Directions> Repeat the records in full and exactly, omitting pictures.

## Start Provided data

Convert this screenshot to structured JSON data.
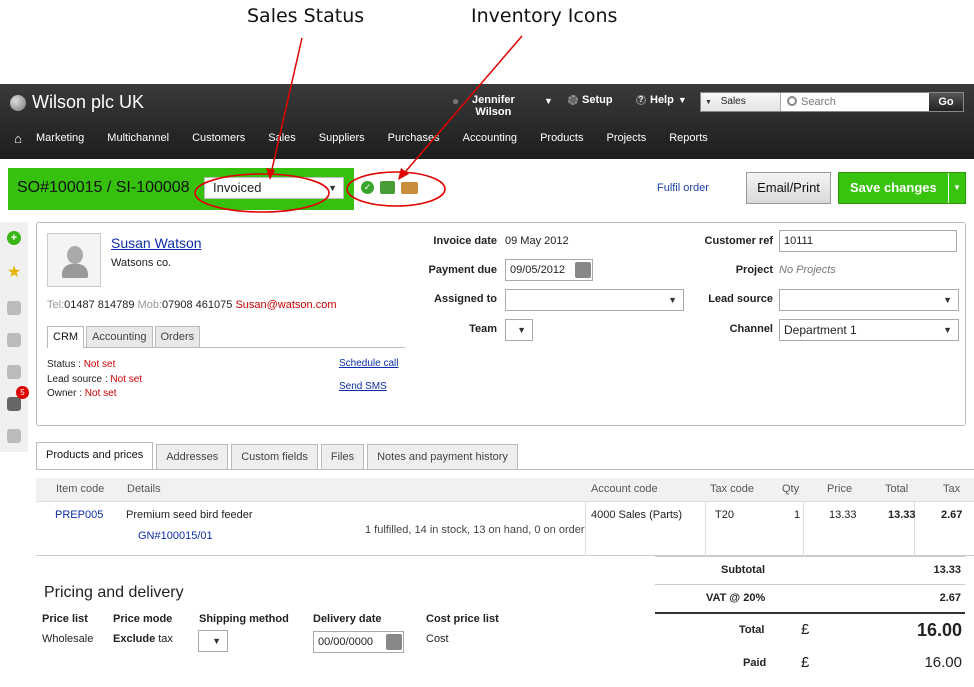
{
  "annotations": {
    "sales_status": "Sales Status",
    "inventory_icons": "Inventory Icons"
  },
  "topbar": {
    "brand": "Wilson plc UK",
    "user_first": "Jennifer",
    "user_last": "Wilson",
    "setup": "Setup",
    "help": "Help",
    "search_scope": "Sales",
    "search_placeholder": "Search",
    "go": "Go",
    "nav": [
      "Marketing",
      "Multichannel",
      "Customers",
      "Sales",
      "Suppliers",
      "Purchases",
      "Accounting",
      "Products",
      "Projects",
      "Reports"
    ]
  },
  "header": {
    "order_id": "SO#100015 / SI-100008",
    "status": "Invoiced",
    "fulfil": "Fulfil order",
    "email_print": "Email/Print",
    "save": "Save changes"
  },
  "rail": {
    "badge": "5"
  },
  "contact": {
    "name": "Susan Watson",
    "company": "Watsons co.",
    "tel_label": "Tel:",
    "tel": "01487 814789",
    "mob_label": "Mob:",
    "mob": "07908 461075",
    "email": "Susan@watson.com",
    "tabs": [
      "CRM",
      "Accounting",
      "Orders"
    ],
    "status_label": "Status : ",
    "lead_label": "Lead source : ",
    "owner_label": "Owner : ",
    "not_set": "Not set",
    "schedule_call": "Schedule call",
    "send_sms": "Send SMS"
  },
  "fields": {
    "invoice_date_label": "Invoice date",
    "invoice_date": "09 May 2012",
    "payment_due_label": "Payment due",
    "payment_due": "09/05/2012",
    "assigned_to_label": "Assigned to",
    "team_label": "Team",
    "customer_ref_label": "Customer ref",
    "customer_ref": "10111",
    "project_label": "Project",
    "project": "No Projects",
    "lead_source_label": "Lead source",
    "channel_label": "Channel",
    "channel": "Department 1"
  },
  "tabs": [
    "Products and prices",
    "Addresses",
    "Custom fields",
    "Files",
    "Notes and payment history"
  ],
  "table": {
    "headers": {
      "item_code": "Item code",
      "details": "Details",
      "account_code": "Account code",
      "tax_code": "Tax code",
      "qty": "Qty",
      "price": "Price",
      "total": "Total",
      "tax": "Tax"
    },
    "row": {
      "item_code": "PREP005",
      "details": "Premium seed bird feeder",
      "gn": "GN#100015/01",
      "stock": "1 fulfilled, 14 in stock, 13 on hand, 0 on order",
      "account_code": "4000 Sales (Parts)",
      "tax_code": "T20",
      "qty": "1",
      "price": "13.33",
      "total": "13.33",
      "tax": "2.67"
    }
  },
  "pricing": {
    "title": "Pricing and delivery",
    "price_list_label": "Price list",
    "price_list": "Wholesale",
    "price_mode_label": "Price mode",
    "price_mode_bold": "Exclude",
    "price_mode_rest": " tax",
    "shipping_label": "Shipping method",
    "delivery_label": "Delivery date",
    "delivery": "00/00/0000",
    "cost_list_label": "Cost price list",
    "cost_list": "Cost"
  },
  "totals": {
    "subtotal_label": "Subtotal",
    "subtotal": "13.33",
    "vat_label": "VAT @ 20%",
    "vat": "2.67",
    "total_label": "Total",
    "currency": "£",
    "total": "16.00",
    "paid_label": "Paid",
    "paid": "16.00"
  }
}
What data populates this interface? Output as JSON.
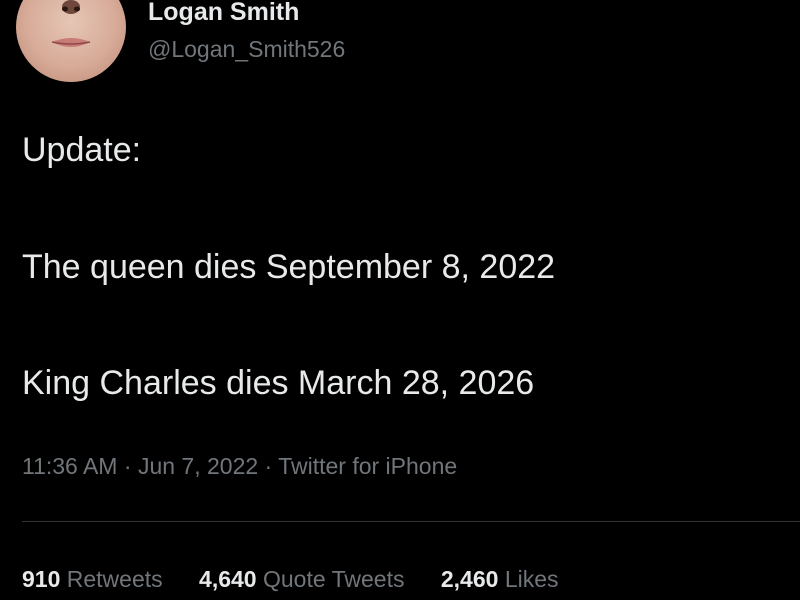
{
  "author": {
    "display_name": "Logan Smith",
    "handle": "@Logan_Smith526"
  },
  "tweet": {
    "lines": [
      "Update:",
      "The queen dies September 8, 2022",
      "King Charles dies March 28, 2026"
    ],
    "time": "11:36 AM",
    "date": "Jun 7, 2022",
    "source": "Twitter for iPhone",
    "separator": "·"
  },
  "stats": [
    {
      "count": "910",
      "label": "Retweets"
    },
    {
      "count": "4,640",
      "label": "Quote Tweets"
    },
    {
      "count": "2,460",
      "label": "Likes"
    }
  ],
  "colors": {
    "background": "#000000",
    "primary_text": "#e7e9ea",
    "secondary_text": "#71767b",
    "divider": "#2f3336"
  }
}
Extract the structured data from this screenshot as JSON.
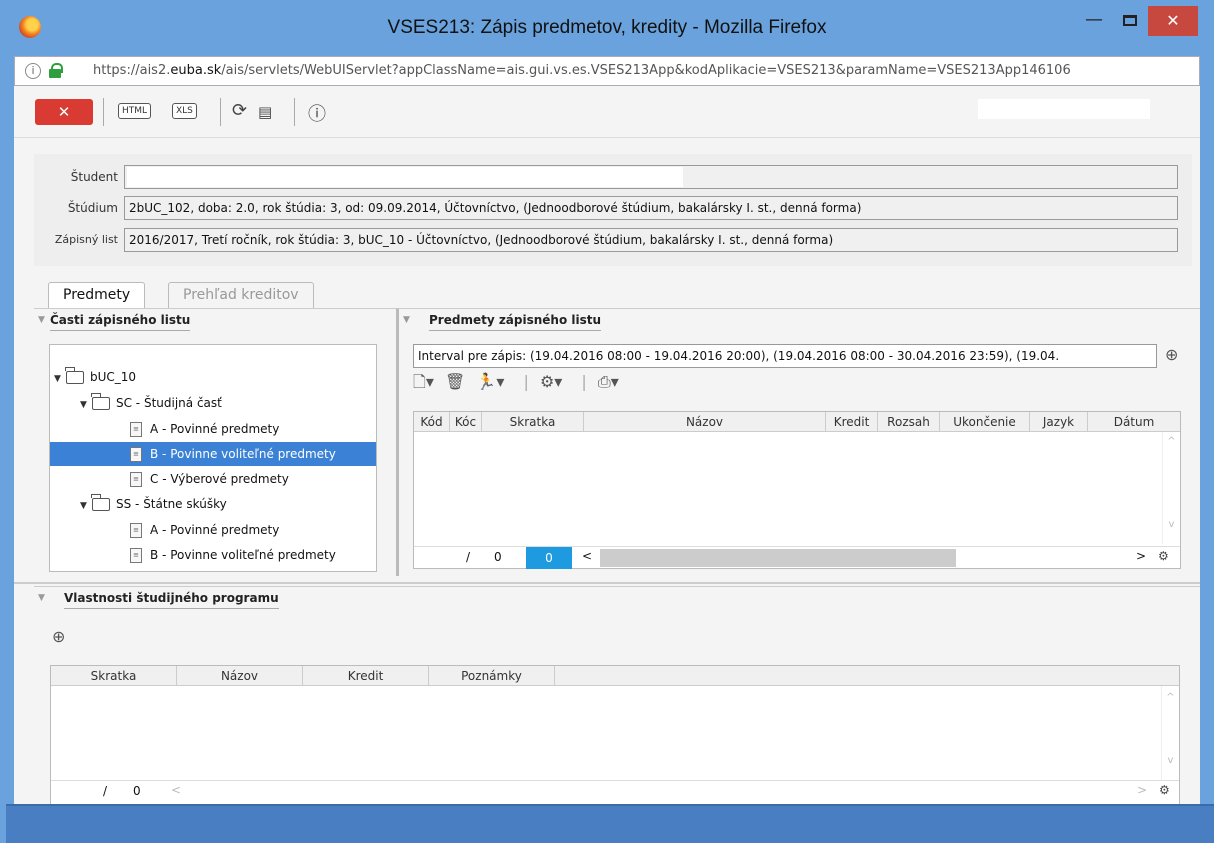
{
  "window": {
    "title": "VSES213: Zápis predmetov, kredity - Mozilla Firefox",
    "minimize": "—",
    "close": "✕"
  },
  "urlbar": {
    "prefix": "https://ais2.",
    "domain": "euba.sk",
    "rest": "/ais/servlets/WebUIServlet?appClassName=ais.gui.vs.es.VSES213App&kodAplikacie=VSES213&paramName=VSES213App146106"
  },
  "toolbar": {
    "close_label": "✕",
    "html_label": "HTML",
    "xls_label": "XLS"
  },
  "header": {
    "student_label": "Študent",
    "student_value": "",
    "studium_label": "Štúdium",
    "studium_value": "2bUC_102, doba: 2.0, rok štúdia: 3, od: 09.09.2014, Účtovníctvo, (Jednoodborové štúdium, bakalársky I. st., denná forma)",
    "zapisny_label": "Zápisný list",
    "zapisny_value": "2016/2017, Tretí ročník, rok štúdia: 3, bUC_10 - Účtovníctvo, (Jednoodborové štúdium, bakalársky I. st., denná forma)"
  },
  "tabs": [
    {
      "label": "Predmety",
      "active": true
    },
    {
      "label": "Prehľad kreditov",
      "active": false
    }
  ],
  "left_panel": {
    "title": "Časti zápisného listu",
    "tree": [
      {
        "label": "bUC_10",
        "level": 0,
        "type": "folder"
      },
      {
        "label": "SC - Študijná časť",
        "level": 1,
        "type": "folder"
      },
      {
        "label": "A - Povinné predmety",
        "level": 2,
        "type": "doc"
      },
      {
        "label": "B - Povinne voliteľné predmety",
        "level": 2,
        "type": "doc",
        "selected": true
      },
      {
        "label": "C - Výberové predmety",
        "level": 2,
        "type": "doc"
      },
      {
        "label": "SS - Štátne skúšky",
        "level": 1,
        "type": "folder"
      },
      {
        "label": "A - Povinné predmety",
        "level": 2,
        "type": "doc"
      },
      {
        "label": "B - Povinne voliteľné predmety",
        "level": 2,
        "type": "doc"
      }
    ]
  },
  "right_panel": {
    "title": "Predmety zápisného listu",
    "interval": "Interval pre zápis: (19.04.2016 08:00 - 19.04.2016 20:00), (19.04.2016 08:00 - 30.04.2016 23:59), (19.04.",
    "columns": [
      "Kód",
      "Kóc",
      "Skratka",
      "Názov",
      "Kredit",
      "Rozsah",
      "Ukončenie",
      "Jazyk",
      "Dátum"
    ],
    "footer": {
      "slash": "/",
      "count": "0",
      "selected": "0"
    }
  },
  "bottom_panel": {
    "title": "Vlastnosti študijného programu",
    "columns": [
      "Skratka",
      "Názov",
      "Kredit",
      "Poznámky"
    ],
    "footer": {
      "slash": "/",
      "count": "0"
    }
  },
  "colors": {
    "selection": "#3b82d6",
    "close": "#d93b33",
    "titlebar": "#6aa2dd"
  }
}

## End Provided data

Final result>
Convert this screenshot to structured JSON data.
{
  "annotations": {
    "sales_status": "Sales Status",
    "inventory_icons": "Inventory Icons"
  },
  "topbar": {
    "brand": "Wilson plc UK",
    "user_first": "Jennifer",
    "user_last": "Wilson",
    "setup": "Setup",
    "help": "Help",
    "search_scope": "Sales",
    "search_placeholder": "Search",
    "go": "Go",
    "nav": [
      "Marketing",
      "Multichannel",
      "Customers",
      "Sales",
      "Suppliers",
      "Purchases",
      "Accounting",
      "Products",
      "Projects",
      "Reports"
    ]
  },
  "header": {
    "order_id": "SO#100015 / SI-100008",
    "status": "Invoiced",
    "fulfil": "Fulfil order",
    "email_print": "Email/Print",
    "save": "Save changes"
  },
  "rail": {
    "badge": "5"
  },
  "contact": {
    "name": "Susan Watson",
    "company": "Watsons co.",
    "tel_label": "Tel:",
    "tel": "01487 814789",
    "mob_label": "Mob:",
    "mob": "07908 461075",
    "email": "Susan@watson.com",
    "tabs": [
      "CRM",
      "Accounting",
      "Orders"
    ],
    "status_label": "Status : ",
    "lead_label": "Lead source : ",
    "owner_label": "Owner : ",
    "not_set": "Not set",
    "schedule_call": "Schedule call",
    "send_sms": "Send SMS"
  },
  "fields": {
    "invoice_date_label": "Invoice date",
    "invoice_date": "09 May 2012",
    "payment_due_label": "Payment due",
    "payment_due": "09/05/2012",
    "assigned_to_label": "Assigned to",
    "team_label": "Team",
    "customer_ref_label": "Customer ref",
    "customer_ref": "10111",
    "project_label": "Project",
    "project": "No Projects",
    "lead_source_label": "Lead source",
    "channel_label": "Channel",
    "channel": "Department 1"
  },
  "tabs": [
    "Products and prices",
    "Addresses",
    "Custom fields",
    "Files",
    "Notes and payment history"
  ],
  "table": {
    "headers": {
      "item_code": "Item code",
      "details": "Details",
      "account_code": "Account code",
      "tax_code": "Tax code",
      "qty": "Qty",
      "price": "Price",
      "total": "Total",
      "tax": "Tax"
    },
    "row": {
      "item_code": "PREP005",
      "details": "Premium seed bird feeder",
      "gn": "GN#100015/01",
      "stock": "1 fulfilled, 14 in stock, 13 on hand, 0 on order",
      "account_code": "4000 Sales (Parts)",
      "tax_code": "T20",
      "qty": "1",
      "price": "13.33",
      "total": "13.33",
      "tax": "2.67"
    }
  },
  "pricing": {
    "title": "Pricing and delivery",
    "price_list_label": "Price list",
    "price_list": "Wholesale",
    "price_mode_label": "Price mode",
    "price_mode_bold": "Exclude",
    "price_mode_rest": " tax",
    "shipping_label": "Shipping method",
    "delivery_label": "Delivery date",
    "delivery": "00/00/0000",
    "cost_list_label": "Cost price list",
    "cost_list": "Cost"
  },
  "totals": {
    "subtotal_label": "Subtotal",
    "subtotal": "13.33",
    "vat_label": "VAT @ 20%",
    "vat": "2.67",
    "total_label": "Total",
    "currency": "£",
    "total": "16.00",
    "paid_label": "Paid",
    "paid": "16.00"
  }
}
What data populates this interface? Output as JSON.
{
  "author": {
    "display_name": "Logan Smith",
    "handle": "@Logan_Smith526"
  },
  "tweet": {
    "lines": [
      "Update:",
      "The queen dies September 8, 2022",
      "King Charles dies March 28, 2026"
    ],
    "time": "11:36 AM",
    "date": "Jun 7, 2022",
    "source": "Twitter for iPhone",
    "separator": "·"
  },
  "stats": [
    {
      "count": "910",
      "label": "Retweets"
    },
    {
      "count": "4,640",
      "label": "Quote Tweets"
    },
    {
      "count": "2,460",
      "label": "Likes"
    }
  ],
  "colors": {
    "background": "#000000",
    "primary_text": "#e7e9ea",
    "secondary_text": "#71767b",
    "divider": "#2f3336"
  }
}
Extract the structured data from this screenshot as JSON.
{
  "window": {
    "title": "VSES213: Zápis predmetov, kredity - Mozilla Firefox",
    "minimize": "—",
    "close": "✕"
  },
  "urlbar": {
    "prefix": "https://ais2.",
    "domain": "euba.sk",
    "rest": "/ais/servlets/WebUIServlet?appClassName=ais.gui.vs.es.VSES213App&kodAplikacie=VSES213&paramName=VSES213App146106"
  },
  "toolbar": {
    "close_label": "✕",
    "html_label": "HTML",
    "xls_label": "XLS"
  },
  "header": {
    "student_label": "Študent",
    "student_value": "",
    "studium_label": "Štúdium",
    "studium_value": "2bUC_102, doba: 2.0, rok štúdia: 3, od: 09.09.2014, Účtovníctvo, (Jednoodborové štúdium, bakalársky I. st., denná forma)",
    "zapisny_label": "Zápisný list",
    "zapisny_value": "2016/2017, Tretí ročník, rok štúdia: 3, bUC_10 - Účtovníctvo, (Jednoodborové štúdium, bakalársky I. st., denná forma)"
  },
  "tabs": [
    {
      "label": "Predmety",
      "active": true
    },
    {
      "label": "Prehľad kreditov",
      "active": false
    }
  ],
  "left_panel": {
    "title": "Časti zápisného listu",
    "tree": [
      {
        "label": "bUC_10",
        "level": 0,
        "type": "folder"
      },
      {
        "label": "SC - Študijná časť",
        "level": 1,
        "type": "folder"
      },
      {
        "label": "A - Povinné predmety",
        "level": 2,
        "type": "doc"
      },
      {
        "label": "B - Povinne voliteľné predmety",
        "level": 2,
        "type": "doc",
        "selected": true
      },
      {
        "label": "C - Výberové predmety",
        "level": 2,
        "type": "doc"
      },
      {
        "label": "SS - Štátne skúšky",
        "level": 1,
        "type": "folder"
      },
      {
        "label": "A - Povinné predmety",
        "level": 2,
        "type": "doc"
      },
      {
        "label": "B - Povinne voliteľné predmety",
        "level": 2,
        "type": "doc"
      }
    ]
  },
  "right_panel": {
    "title": "Predmety zápisného listu",
    "interval": "Interval pre zápis: (19.04.2016 08:00 - 19.04.2016 20:00), (19.04.2016 08:00 - 30.04.2016 23:59), (19.04.",
    "columns": [
      "Kód",
      "Kóc",
      "Skratka",
      "Názov",
      "Kredit",
      "Rozsah",
      "Ukončenie",
      "Jazyk",
      "Dátum"
    ],
    "footer": {
      "slash": "/",
      "count": "0",
      "selected": "0"
    }
  },
  "bottom_panel": {
    "title": "Vlastnosti študijného programu",
    "columns": [
      "Skratka",
      "Názov",
      "Kredit",
      "Poznámky"
    ],
    "footer": {
      "slash": "/",
      "count": "0"
    }
  },
  "colors": {
    "selection": "#3b82d6",
    "close": "#d93b33",
    "titlebar": "#6aa2dd"
  }
}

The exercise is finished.